(Records from a collection)
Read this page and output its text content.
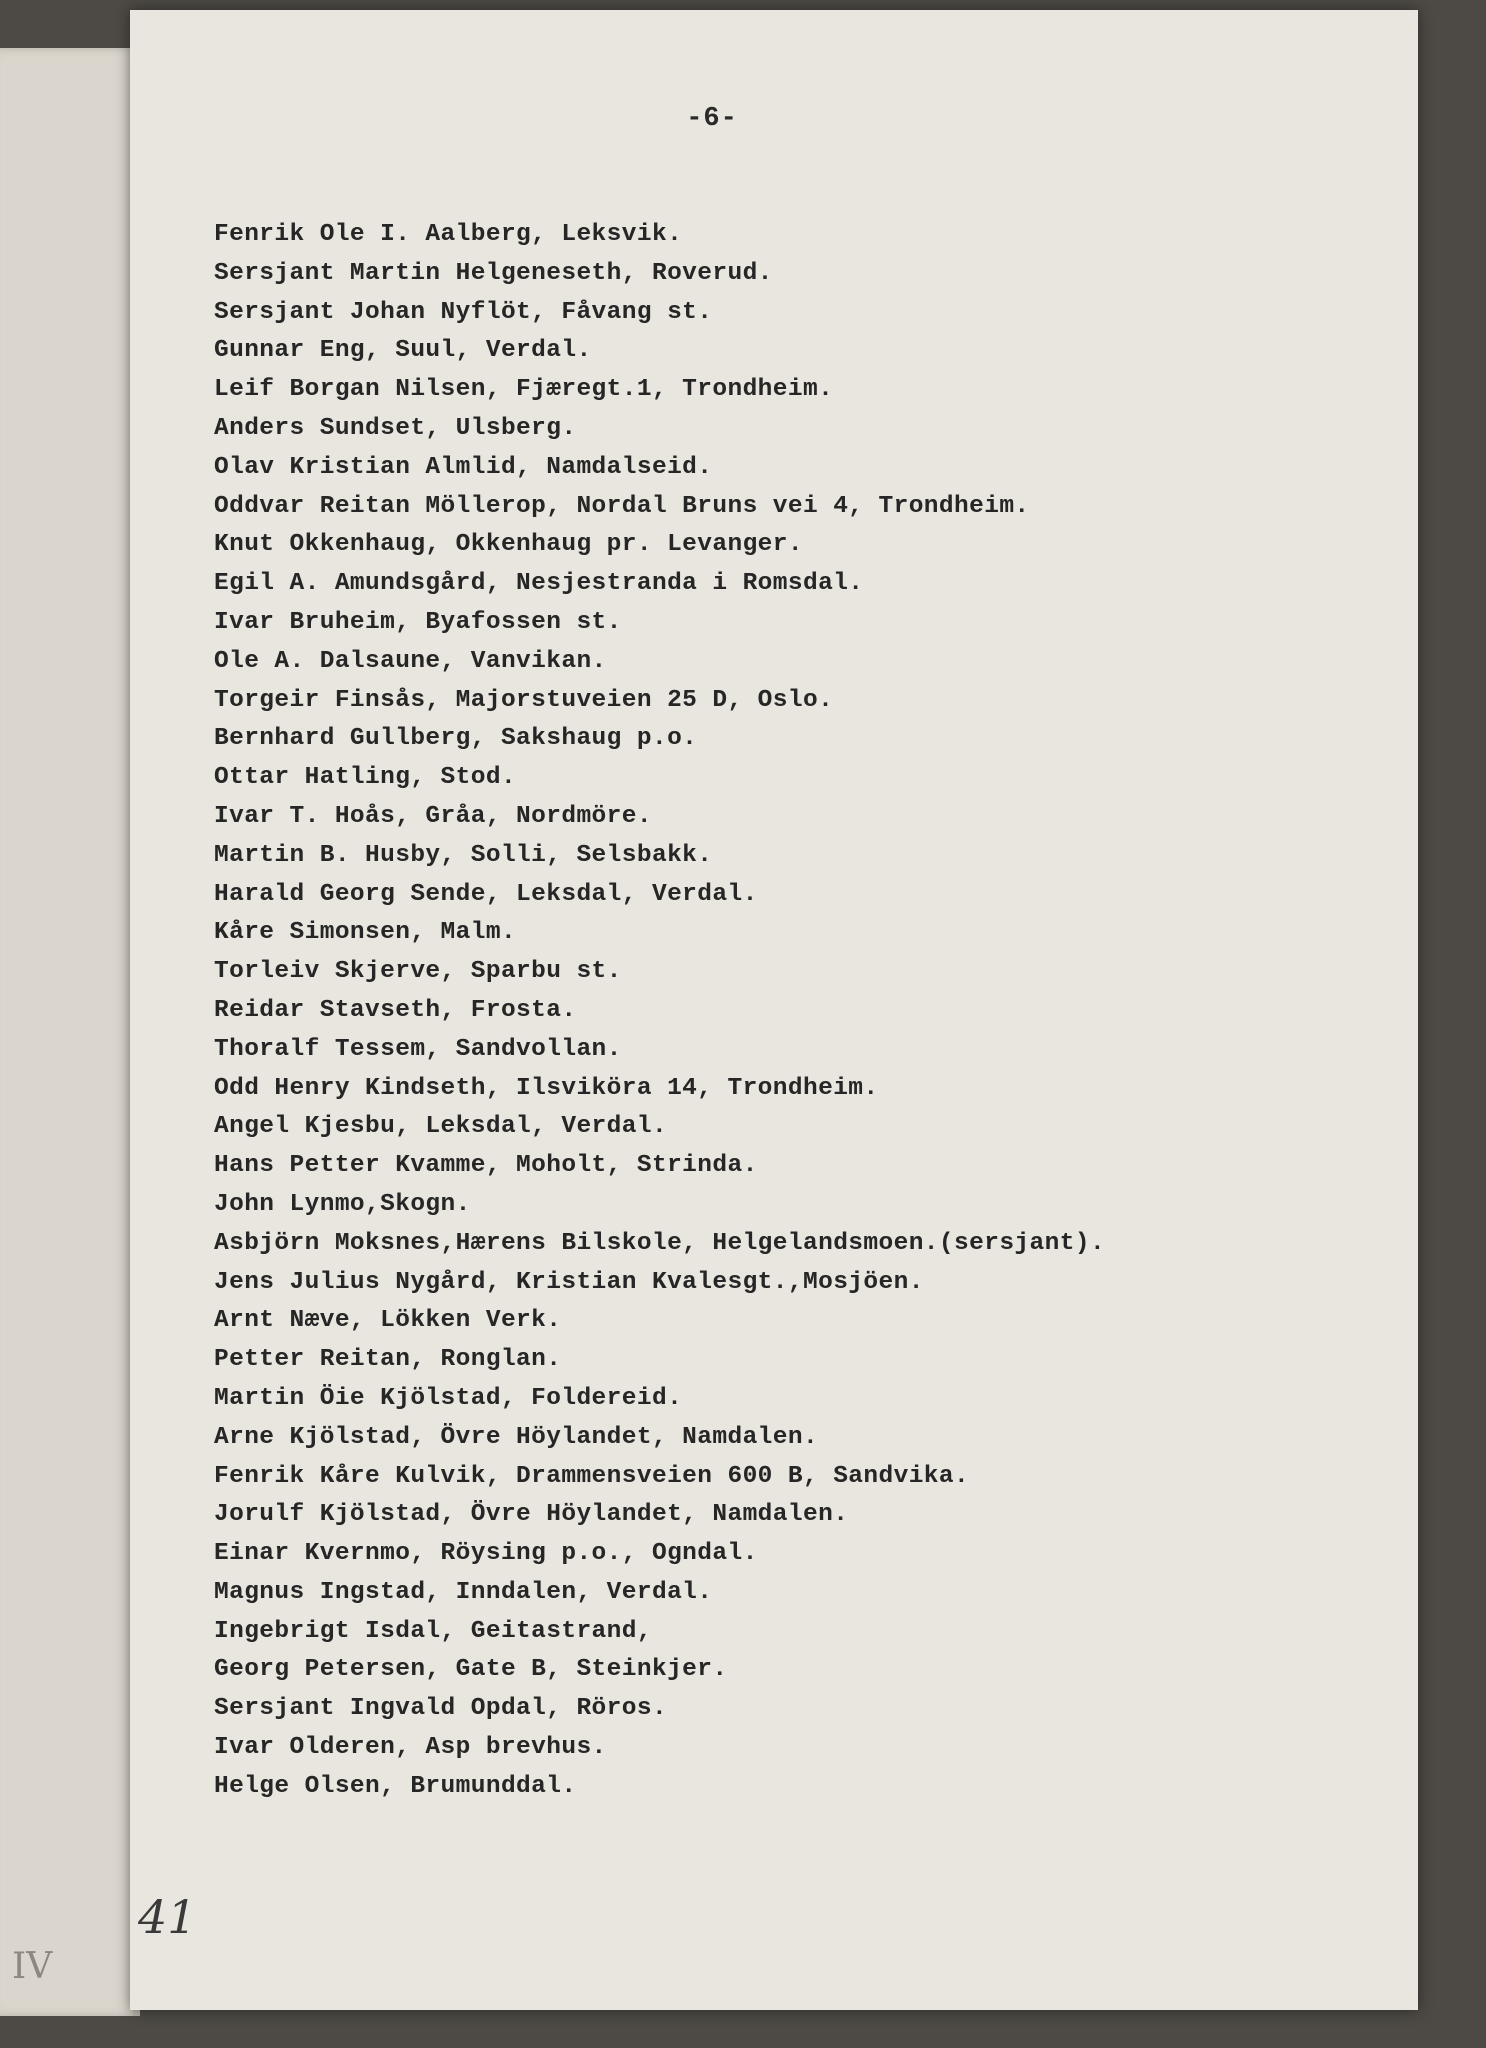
IV
-6-
Fenrik Ole I. Aalberg, Leksvik.
Sersjant Martin Helgeneseth, Roverud.
Sersjant Johan Nyflöt, Fåvang st.
Gunnar Eng, Suul, Verdal.
Leif Borgan Nilsen, Fjæregt.1, Trondheim.
Anders Sundset, Ulsberg.
Olav Kristian Almlid, Namdalseid.
Oddvar Reitan Möllerop, Nordal Bruns vei 4, Trondheim.
Knut Okkenhaug, Okkenhaug pr. Levanger.
Egil A. Amundsgård, Nesjestranda i Romsdal.
Ivar Bruheim, Byafossen st.
Ole A. Dalsaune, Vanvikan.
Torgeir Finsås, Majorstuveien 25 D, Oslo.
Bernhard Gullberg, Sakshaug p.o.
Ottar Hatling, Stod.
Ivar T. Hoås, Gråa, Nordmöre.
Martin B. Husby, Solli, Selsbakk.
Harald Georg Sende, Leksdal, Verdal.
Kåre Simonsen, Malm.
Torleiv Skjerve, Sparbu st.
Reidar Stavseth, Frosta.
Thoralf Tessem, Sandvollan.
Odd Henry Kindseth, Ilsviköra 14, Trondheim.
Angel Kjesbu, Leksdal, Verdal.
Hans Petter Kvamme, Moholt, Strinda.
John Lynmo,Skogn.
Asbjörn Moksnes,Hærens Bilskole, Helgelandsmoen.(sersjant).
Jens Julius Nygård, Kristian Kvalesgt.,Mosjöen.
Arnt Næve, Lökken Verk.
Petter Reitan, Ronglan.
Martin Öie Kjölstad, Foldereid.
Arne Kjölstad, Övre Höylandet, Namdalen.
Fenrik Kåre Kulvik, Drammensveien 600 B, Sandvika.
Jorulf Kjölstad, Övre Höylandet, Namdalen.
Einar Kvernmo, Röysing p.o., Ogndal.
Magnus Ingstad, Inndalen, Verdal.
Ingebrigt Isdal, Geitastrand,
Georg Petersen, Gate B, Steinkjer.
Sersjant Ingvald Opdal, Röros.
Ivar Olderen, Asp brevhus.
Helge Olsen, Brumunddal.
41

§ **THE TASK**:
Write out all the entries word for word, but drop the pictures.

§ **EXPECTED ANSWER**:
Read this page and output its text content.
IV
-6-
Fenrik Ole I. Aalberg, Leksvik.
Sersjant Martin Helgeneseth, Roverud.
Sersjant Johan Nyflöt, Fåvang st.
Gunnar Eng, Suul, Verdal.
Leif Borgan Nilsen, Fjæregt.1, Trondheim.
Anders Sundset, Ulsberg.
Olav Kristian Almlid, Namdalseid.
Oddvar Reitan Möllerop, Nordal Bruns vei 4, Trondheim.
Knut Okkenhaug, Okkenhaug pr. Levanger.
Egil A. Amundsgård, Nesjestranda i Romsdal.
Ivar Bruheim, Byafossen st.
Ole A. Dalsaune, Vanvikan.
Torgeir Finsås, Majorstuveien 25 D, Oslo.
Bernhard Gullberg, Sakshaug p.o.
Ottar Hatling, Stod.
Ivar T. Hoås, Gråa, Nordmöre.
Martin B. Husby, Solli, Selsbakk.
Harald Georg Sende, Leksdal, Verdal.
Kåre Simonsen, Malm.
Torleiv Skjerve, Sparbu st.
Reidar Stavseth, Frosta.
Thoralf Tessem, Sandvollan.
Odd Henry Kindseth, Ilsviköra 14, Trondheim.
Angel Kjesbu, Leksdal, Verdal.
Hans Petter Kvamme, Moholt, Strinda.
John Lynmo,Skogn.
Asbjörn Moksnes,Hærens Bilskole, Helgelandsmoen.(sersjant).
Jens Julius Nygård, Kristian Kvalesgt.,Mosjöen.
Arnt Næve, Lökken Verk.
Petter Reitan, Ronglan.
Martin Öie Kjölstad, Foldereid.
Arne Kjölstad, Övre Höylandet, Namdalen.
Fenrik Kåre Kulvik, Drammensveien 600 B, Sandvika.
Jorulf Kjölstad, Övre Höylandet, Namdalen.
Einar Kvernmo, Röysing p.o., Ogndal.
Magnus Ingstad, Inndalen, Verdal.
Ingebrigt Isdal, Geitastrand,
Georg Petersen, Gate B, Steinkjer.
Sersjant Ingvald Opdal, Röros.
Ivar Olderen, Asp brevhus.
Helge Olsen, Brumunddal.
41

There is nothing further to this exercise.